Directions for this task: Copy out each line in the material below that has the word "театр".

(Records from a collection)
────────────────────
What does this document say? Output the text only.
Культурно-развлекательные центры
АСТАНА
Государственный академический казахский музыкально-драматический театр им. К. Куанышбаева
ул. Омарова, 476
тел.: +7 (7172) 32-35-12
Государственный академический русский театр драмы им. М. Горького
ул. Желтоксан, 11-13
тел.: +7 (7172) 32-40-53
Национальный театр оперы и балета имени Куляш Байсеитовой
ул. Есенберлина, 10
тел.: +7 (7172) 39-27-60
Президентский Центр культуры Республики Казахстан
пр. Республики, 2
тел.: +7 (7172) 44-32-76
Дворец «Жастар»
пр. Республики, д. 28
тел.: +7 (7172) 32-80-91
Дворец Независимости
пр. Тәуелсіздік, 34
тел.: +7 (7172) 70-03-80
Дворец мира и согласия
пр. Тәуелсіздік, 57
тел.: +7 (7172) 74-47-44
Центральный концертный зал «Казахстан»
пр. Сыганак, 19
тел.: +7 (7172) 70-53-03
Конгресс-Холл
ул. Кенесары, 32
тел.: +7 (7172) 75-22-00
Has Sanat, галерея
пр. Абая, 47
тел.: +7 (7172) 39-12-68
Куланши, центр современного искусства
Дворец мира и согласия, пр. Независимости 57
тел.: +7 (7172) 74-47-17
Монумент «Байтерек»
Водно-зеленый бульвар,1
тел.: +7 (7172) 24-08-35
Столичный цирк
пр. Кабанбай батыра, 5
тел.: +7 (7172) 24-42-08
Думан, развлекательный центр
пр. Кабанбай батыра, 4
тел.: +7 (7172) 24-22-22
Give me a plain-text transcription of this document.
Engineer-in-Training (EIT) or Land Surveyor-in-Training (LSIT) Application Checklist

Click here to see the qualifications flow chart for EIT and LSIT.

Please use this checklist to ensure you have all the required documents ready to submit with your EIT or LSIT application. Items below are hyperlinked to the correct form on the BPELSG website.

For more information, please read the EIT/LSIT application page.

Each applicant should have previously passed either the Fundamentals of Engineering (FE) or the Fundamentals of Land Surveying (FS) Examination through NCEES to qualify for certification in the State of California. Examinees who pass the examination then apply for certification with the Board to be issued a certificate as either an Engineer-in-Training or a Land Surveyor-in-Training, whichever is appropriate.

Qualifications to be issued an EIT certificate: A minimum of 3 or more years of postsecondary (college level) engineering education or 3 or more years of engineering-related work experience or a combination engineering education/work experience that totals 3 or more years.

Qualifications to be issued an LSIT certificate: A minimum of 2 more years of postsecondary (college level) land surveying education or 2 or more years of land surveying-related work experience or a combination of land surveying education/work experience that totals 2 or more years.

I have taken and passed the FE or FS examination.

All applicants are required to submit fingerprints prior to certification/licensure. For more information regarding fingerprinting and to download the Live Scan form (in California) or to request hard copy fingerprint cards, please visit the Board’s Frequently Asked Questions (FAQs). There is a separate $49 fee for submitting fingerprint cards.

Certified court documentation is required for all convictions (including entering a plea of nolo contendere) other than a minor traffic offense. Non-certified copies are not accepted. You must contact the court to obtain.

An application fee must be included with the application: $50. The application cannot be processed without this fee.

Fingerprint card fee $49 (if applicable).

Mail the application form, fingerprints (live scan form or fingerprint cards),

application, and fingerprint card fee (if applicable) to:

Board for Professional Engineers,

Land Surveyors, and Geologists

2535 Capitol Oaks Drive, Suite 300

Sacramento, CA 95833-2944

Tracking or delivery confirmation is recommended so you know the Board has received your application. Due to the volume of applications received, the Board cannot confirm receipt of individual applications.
────────────────────
Complete response:
Государственный академический казахский музыкально-драматический театр им. К. Куанышбаева
Государственный академический русский театр драмы им. М. Горького
Национальный театр оперы и балета имени Куляш Байсеитовой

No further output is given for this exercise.